TASK REQUIREMENTS: Output the data that follows exactly, line for line.

THE RECORDS:

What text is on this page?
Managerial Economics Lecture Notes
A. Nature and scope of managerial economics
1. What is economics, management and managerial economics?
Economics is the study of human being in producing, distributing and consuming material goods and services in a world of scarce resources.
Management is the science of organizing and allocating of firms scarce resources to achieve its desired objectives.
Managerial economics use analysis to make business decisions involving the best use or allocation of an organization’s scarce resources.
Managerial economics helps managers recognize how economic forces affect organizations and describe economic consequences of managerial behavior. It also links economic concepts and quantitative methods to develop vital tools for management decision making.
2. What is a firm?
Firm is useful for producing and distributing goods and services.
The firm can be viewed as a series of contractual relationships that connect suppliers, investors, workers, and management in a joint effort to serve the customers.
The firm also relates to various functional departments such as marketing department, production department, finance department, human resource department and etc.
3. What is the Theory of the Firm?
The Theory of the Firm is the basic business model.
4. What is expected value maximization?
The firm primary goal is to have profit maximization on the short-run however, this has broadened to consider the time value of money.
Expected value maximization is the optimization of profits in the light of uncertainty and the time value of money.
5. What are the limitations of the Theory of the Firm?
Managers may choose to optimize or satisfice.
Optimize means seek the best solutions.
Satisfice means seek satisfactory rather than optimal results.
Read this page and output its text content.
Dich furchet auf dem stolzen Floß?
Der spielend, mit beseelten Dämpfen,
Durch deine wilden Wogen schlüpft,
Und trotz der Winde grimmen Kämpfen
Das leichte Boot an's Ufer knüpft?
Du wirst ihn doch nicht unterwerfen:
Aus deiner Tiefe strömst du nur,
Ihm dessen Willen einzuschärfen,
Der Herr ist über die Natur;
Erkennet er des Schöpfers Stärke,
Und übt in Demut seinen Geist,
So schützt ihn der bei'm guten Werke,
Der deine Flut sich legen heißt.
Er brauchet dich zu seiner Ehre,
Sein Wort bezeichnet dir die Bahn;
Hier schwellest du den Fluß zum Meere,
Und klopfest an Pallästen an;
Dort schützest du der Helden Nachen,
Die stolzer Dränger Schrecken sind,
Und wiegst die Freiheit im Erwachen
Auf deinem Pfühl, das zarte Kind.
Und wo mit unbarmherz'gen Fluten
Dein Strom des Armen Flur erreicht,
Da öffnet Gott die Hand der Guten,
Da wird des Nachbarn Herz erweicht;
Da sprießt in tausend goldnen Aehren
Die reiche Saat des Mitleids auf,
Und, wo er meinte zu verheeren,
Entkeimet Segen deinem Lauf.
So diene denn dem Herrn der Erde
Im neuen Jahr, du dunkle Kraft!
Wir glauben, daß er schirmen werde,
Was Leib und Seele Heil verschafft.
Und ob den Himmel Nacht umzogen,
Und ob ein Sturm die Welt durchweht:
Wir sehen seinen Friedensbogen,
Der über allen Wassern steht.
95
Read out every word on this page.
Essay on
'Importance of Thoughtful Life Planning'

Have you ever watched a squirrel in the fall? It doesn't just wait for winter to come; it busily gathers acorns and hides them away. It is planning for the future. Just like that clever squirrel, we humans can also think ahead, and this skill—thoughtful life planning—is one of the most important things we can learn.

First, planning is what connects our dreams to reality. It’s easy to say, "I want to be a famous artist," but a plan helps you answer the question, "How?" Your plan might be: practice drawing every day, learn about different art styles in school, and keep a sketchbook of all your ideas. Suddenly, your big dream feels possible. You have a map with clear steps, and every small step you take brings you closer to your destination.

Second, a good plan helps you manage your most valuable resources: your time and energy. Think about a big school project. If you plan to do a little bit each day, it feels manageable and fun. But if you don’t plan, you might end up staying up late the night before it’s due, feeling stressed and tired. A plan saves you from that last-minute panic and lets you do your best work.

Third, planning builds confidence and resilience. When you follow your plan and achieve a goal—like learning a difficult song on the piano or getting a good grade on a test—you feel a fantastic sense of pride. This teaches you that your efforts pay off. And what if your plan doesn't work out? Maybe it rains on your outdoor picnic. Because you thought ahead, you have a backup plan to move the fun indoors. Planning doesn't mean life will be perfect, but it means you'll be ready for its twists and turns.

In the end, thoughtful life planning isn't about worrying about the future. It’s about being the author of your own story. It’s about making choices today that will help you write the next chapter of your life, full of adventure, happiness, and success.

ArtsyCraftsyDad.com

SOLUTION TO THE PROBLEM:
What text is on this page?
Managerial Economics Lecture Notes
A. Nature and scope of managerial economics
1. What is economics, management and managerial economics?
Economics is the study of human being in producing, distributing and consuming material goods and services in a world of scarce resources.
Management is the science of organizing and allocating of firms scarce resources to achieve its desired objectives.
Managerial economics use analysis to make business decisions involving the best use or allocation of an organization’s scarce resources.
Managerial economics helps managers recognize how economic forces affect organizations and describe economic consequences of managerial behavior. It also links economic concepts and quantitative methods to develop vital tools for management decision making.
2. What is a firm?
Firm is useful for producing and distributing goods and services.
The firm can be viewed as a series of contractual relationships that connect suppliers, investors, workers, and management in a joint effort to serve the customers.
The firm also relates to various functional departments such as marketing department, production department, finance department, human resource department and etc.
3. What is the Theory of the Firm?
The Theory of the Firm is the basic business model.
4. What is expected value maximization?
The firm primary goal is to have profit maximization on the short-run however, this has broadened to consider the time value of money.
Expected value maximization is the optimization of profits in the light of uncertainty and the time value of money.
5. What are the limitations of the Theory of the Firm?
Managers may choose to optimize or satisfice.
Optimize means seek the best solutions.
Satisfice means seek satisfactory rather than optimal results.
Read this page and output its text content.
Dich furchet auf dem stolzen Floß?
Der spielend, mit beseelten Dämpfen,
Durch deine wilden Wogen schlüpft,
Und trotz der Winde grimmen Kämpfen
Das leichte Boot an's Ufer knüpft?
Du wirst ihn doch nicht unterwerfen:
Aus deiner Tiefe strömst du nur,
Ihm dessen Willen einzuschärfen,
Der Herr ist über die Natur;
Erkennet er des Schöpfers Stärke,
Und übt in Demut seinen Geist,
So schützt ihn der bei'm guten Werke,
Der deine Flut sich legen heißt.
Er brauchet dich zu seiner Ehre,
Sein Wort bezeichnet dir die Bahn;
Hier schwellest du den Fluß zum Meere,
Und klopfest an Pallästen an;
Dort schützest du der Helden Nachen,
Die stolzer Dränger Schrecken sind,
Und wiegst die Freiheit im Erwachen
Auf deinem Pfühl, das zarte Kind.
Und wo mit unbarmherz'gen Fluten
Dein Strom des Armen Flur erreicht,
Da öffnet Gott die Hand der Guten,
Da wird des Nachbarn Herz erweicht;
Da sprießt in tausend goldnen Aehren
Die reiche Saat des Mitleids auf,
Und, wo er meinte zu verheeren,
Entkeimet Segen deinem Lauf.
So diene denn dem Herrn der Erde
Im neuen Jahr, du dunkle Kraft!
Wir glauben, daß er schirmen werde,
Was Leib und Seele Heil verschafft.
Und ob den Himmel Nacht umzogen,
Und ob ein Sturm die Welt durchweht:
Wir sehen seinen Friedensbogen,
Der über allen Wassern steht.
95
Read out every word on this page.
Essay on
'Importance of Thoughtful Life Planning'

Have you ever watched a squirrel in the fall? It doesn't just wait for winter to come; it busily gathers acorns and hides them away. It is planning for the future. Just like that clever squirrel, we humans can also think ahead, and this skill—thoughtful life planning—is one of the most important things we can learn.

First, planning is what connects our dreams to reality. It’s easy to say, "I want to be a famous artist," but a plan helps you answer the question, "How?" Your plan might be: practice drawing every day, learn about different art styles in school, and keep a sketchbook of all your ideas. Suddenly, your big dream feels possible. You have a map with clear steps, and every small step you take brings you closer to your destination.

Second, a good plan helps you manage your most valuable resources: your time and energy. Think about a big school project. If you plan to do a little bit each day, it feels manageable and fun. But if you don’t plan, you might end up staying up late the night before it’s due, feeling stressed and tired. A plan saves you from that last-minute panic and lets you do your best work.

Third, planning builds confidence and resilience. When you follow your plan and achieve a goal—like learning a difficult song on the piano or getting a good grade on a test—you feel a fantastic sense of pride. This teaches you that your efforts pay off. And what if your plan doesn't work out? Maybe it rains on your outdoor picnic. Because you thought ahead, you have a backup plan to move the fun indoors. Planning doesn't mean life will be perfect, but it means you'll be ready for its twists and turns.

In the end, thoughtful life planning isn't about worrying about the future. It’s about being the author of your own story. It’s about making choices today that will help you write the next chapter of your life, full of adventure, happiness, and success.

ArtsyCraftsyDad.com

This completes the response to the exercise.